---------- Data entries

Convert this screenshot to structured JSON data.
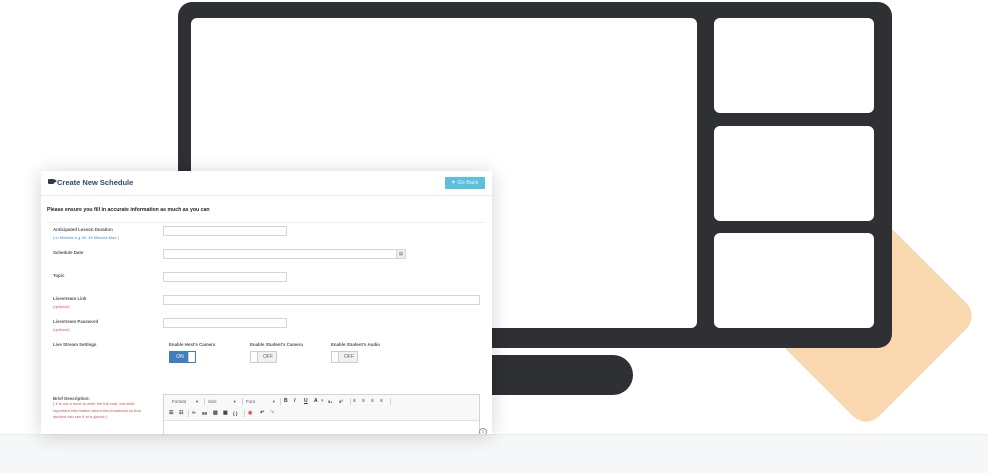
{
  "form": {
    "title": "Create New Schedule",
    "go_back_label": "Go Back",
    "intro_text": "Please ensure you fill in accurate information as much as you can",
    "fields": {
      "duration": {
        "label": "Anticipated Lesson Duration",
        "hint": "( in Minutes e.g 30, 45 Minutes Max )",
        "value": ""
      },
      "date": {
        "label": "Schedule Date",
        "value": ""
      },
      "topic": {
        "label": "Topic",
        "value": ""
      },
      "link": {
        "label": "Livestream Link",
        "hint": "(optional)",
        "value": ""
      },
      "password": {
        "label": "Livestream Password",
        "hint": "(optional)",
        "value": ""
      }
    },
    "settings": {
      "label": "Live Stream Settings",
      "toggles": [
        {
          "label": "Enable Host's Camera",
          "state": "ON"
        },
        {
          "label": "Enable Student's Camera",
          "state": "OFF"
        },
        {
          "label": "Enable Student's Audio",
          "state": "OFF"
        }
      ]
    },
    "brief": {
      "label": "Brief Description:",
      "hint": "( It is not a must to write the full note, but write important information about this broadcast so that student can see it at a glance )"
    },
    "editor": {
      "format_label": "Format",
      "size_label": "Size",
      "font_label": "Font",
      "bold": "B",
      "italic": "I",
      "underline": "U",
      "text_color": "A",
      "subscript": "x₂",
      "superscript": "x²",
      "align_left": "≡",
      "align_center": "≡",
      "align_right": "≡",
      "justify": "≡",
      "bullet_list": "☰",
      "numbered_list": "☷",
      "link": "∞",
      "blockquote": "99",
      "image": "▨",
      "table": "▦",
      "source": "{ }",
      "special": "◉",
      "undo": "↶",
      "redo": "↷"
    }
  },
  "colors": {
    "accent": "#5bc0de",
    "title": "#2b4a6f",
    "hint_red": "#d9534f",
    "toggle_on": "#3f7fbf",
    "monitor": "#2e3033",
    "diamond": "#f9d8b0"
  }
}
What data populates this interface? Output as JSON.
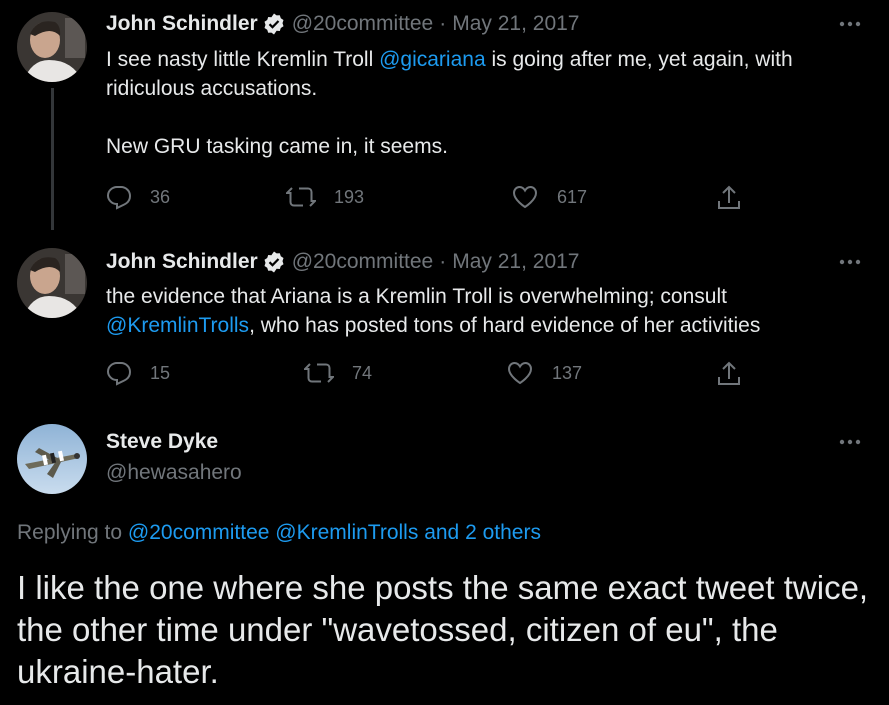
{
  "tweets": [
    {
      "author_name": "John Schindler",
      "handle": "@20committee",
      "separator": "·",
      "date": "May 21, 2017",
      "text_before": "I see nasty little Kremlin Troll ",
      "mention": "@gicariana",
      "text_after": " is going after me, yet again, with ridiculous accusations.",
      "paragraph2": "New GRU tasking came in, it seems.",
      "replies": "36",
      "retweets": "193",
      "likes": "617"
    },
    {
      "author_name": "John Schindler",
      "handle": "@20committee",
      "separator": "·",
      "date": "May 21, 2017",
      "text_before": "the evidence that Ariana is a Kremlin Troll is overwhelming; consult ",
      "mention": "@KremlinTrolls",
      "text_after": ", who has posted tons of hard evidence of her activities",
      "replies": "15",
      "retweets": "74",
      "likes": "137"
    }
  ],
  "main_tweet": {
    "author_name": "Steve Dyke",
    "handle": "@hewasahero",
    "replying_prefix": "Replying to ",
    "replying_1": "@20committee",
    "replying_2": "@KremlinTrolls",
    "replying_3": "and 2 others",
    "text": "I like the one where she posts the same exact tweet twice, the other time under \"wavetossed, citizen of eu\", the ukraine-hater."
  },
  "icons": {
    "verified": "verified-badge-icon",
    "more": "more-dots-icon",
    "reply": "reply-icon",
    "retweet": "retweet-icon",
    "like": "heart-icon",
    "share": "share-icon"
  },
  "colors": {
    "background": "#000000",
    "text": "#e7e9ea",
    "muted": "#71767b",
    "link": "#1d9bf0"
  }
}
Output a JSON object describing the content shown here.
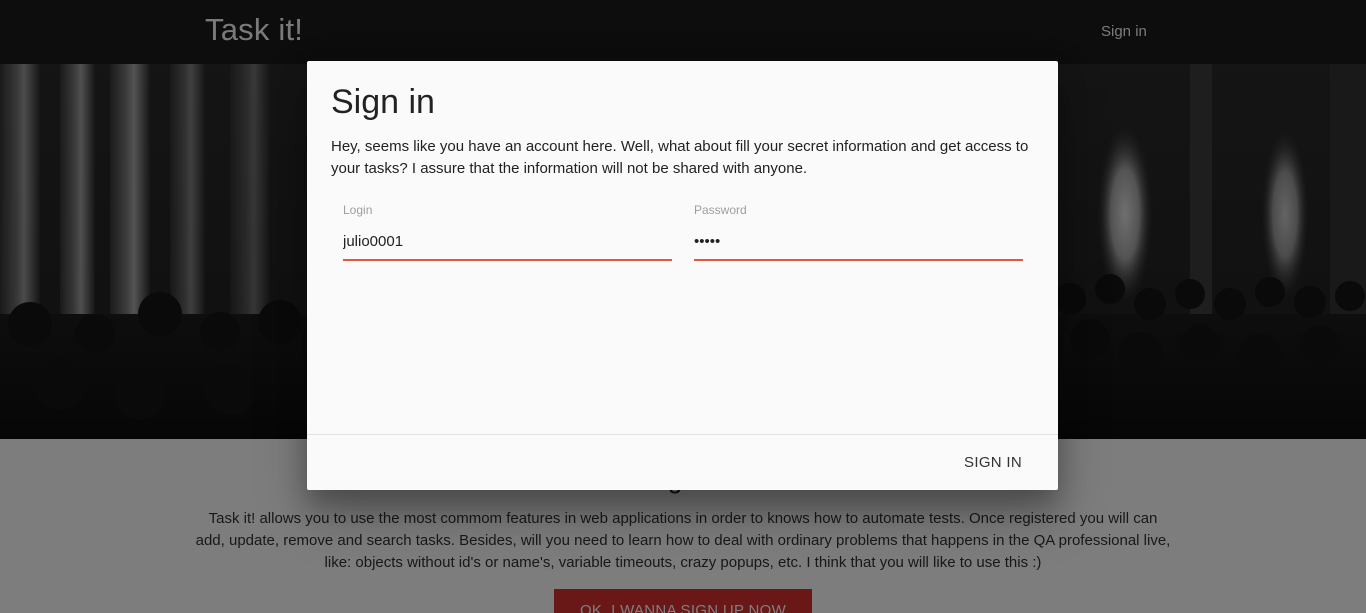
{
  "navbar": {
    "brand": "Task it!",
    "signin_link": "Sign in"
  },
  "section": {
    "heading": "Register",
    "description": "Task it! allows you to use the most commom features in web applications in order to knows how to automate tests. Once registered you will can add, update, remove and search tasks. Besides, will you need to learn how to deal with ordinary problems that happens in the QA professional live, like: objects without id's or name's, variable timeouts, crazy popups, etc. I think that you will like to use this :)",
    "signup_button": "OK, I WANNA SIGN UP NOW"
  },
  "modal": {
    "title": "Sign in",
    "description": "Hey, seems like you have an account here. Well, what about fill your secret information and get access to your tasks? I assure that the information will not be shared with anyone.",
    "login": {
      "label": "Login",
      "value": "julio0001"
    },
    "password": {
      "label": "Password",
      "value": "12345"
    },
    "submit_button": "SIGN IN"
  },
  "colors": {
    "accent": "#e0583f",
    "signup_button": "#d32f2f",
    "navbar": "#1b1b1b"
  }
}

--------------------

Challenge ->
Reproduce exactly, without any picture, the lines from the one bearing "Output a JSON" to the last line of the records above.

Task output ->
Output a JSON object describing the content shown here.
{
  "navbar": {
    "brand": "Task it!",
    "signin_link": "Sign in"
  },
  "section": {
    "heading": "Register",
    "description": "Task it! allows you to use the most commom features in web applications in order to knows how to automate tests. Once registered you will can add, update, remove and search tasks. Besides, will you need to learn how to deal with ordinary problems that happens in the QA professional live, like: objects without id's or name's, variable timeouts, crazy popups, etc. I think that you will like to use this :)",
    "signup_button": "OK, I WANNA SIGN UP NOW"
  },
  "modal": {
    "title": "Sign in",
    "description": "Hey, seems like you have an account here. Well, what about fill your secret information and get access to your tasks? I assure that the information will not be shared with anyone.",
    "login": {
      "label": "Login",
      "value": "julio0001"
    },
    "password": {
      "label": "Password",
      "value": "12345"
    },
    "submit_button": "SIGN IN"
  },
  "colors": {
    "accent": "#e0583f",
    "signup_button": "#d32f2f",
    "navbar": "#1b1b1b"
  }
}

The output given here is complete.